## Short exercise
Will you write out all the entries below exactly?

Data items
↓

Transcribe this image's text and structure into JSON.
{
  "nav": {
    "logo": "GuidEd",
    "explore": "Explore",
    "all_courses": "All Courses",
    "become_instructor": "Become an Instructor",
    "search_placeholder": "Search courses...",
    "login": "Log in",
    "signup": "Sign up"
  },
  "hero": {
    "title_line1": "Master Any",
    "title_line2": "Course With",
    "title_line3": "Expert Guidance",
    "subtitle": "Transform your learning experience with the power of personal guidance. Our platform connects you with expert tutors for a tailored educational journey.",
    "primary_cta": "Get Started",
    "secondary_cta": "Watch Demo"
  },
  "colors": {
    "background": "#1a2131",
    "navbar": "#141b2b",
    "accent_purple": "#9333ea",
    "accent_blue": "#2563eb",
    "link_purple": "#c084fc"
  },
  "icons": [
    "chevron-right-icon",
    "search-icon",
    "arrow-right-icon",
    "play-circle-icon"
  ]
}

↑

## Expected answer
Transcribe this image's text and structure into JSON.
{
  "nav": {
    "logo": "GuidEd",
    "explore": "Explore",
    "all_courses": "All Courses",
    "become_instructor": "Become an Instructor",
    "search_placeholder": "Search courses...",
    "login": "Log in",
    "signup": "Sign up"
  },
  "hero": {
    "title_line1": "Master Any",
    "title_line2": "Course With",
    "title_line3": "Expert Guidance",
    "subtitle": "Transform your learning experience with the power of personal guidance. Our platform connects you with expert tutors for a tailored educational journey.",
    "primary_cta": "Get Started",
    "secondary_cta": "Watch Demo"
  },
  "colors": {
    "background": "#1a2131",
    "navbar": "#141b2b",
    "accent_purple": "#9333ea",
    "accent_blue": "#2563eb",
    "link_purple": "#c084fc"
  },
  "icons": [
    "chevron-right-icon",
    "search-icon",
    "arrow-right-icon",
    "play-circle-icon"
  ]
}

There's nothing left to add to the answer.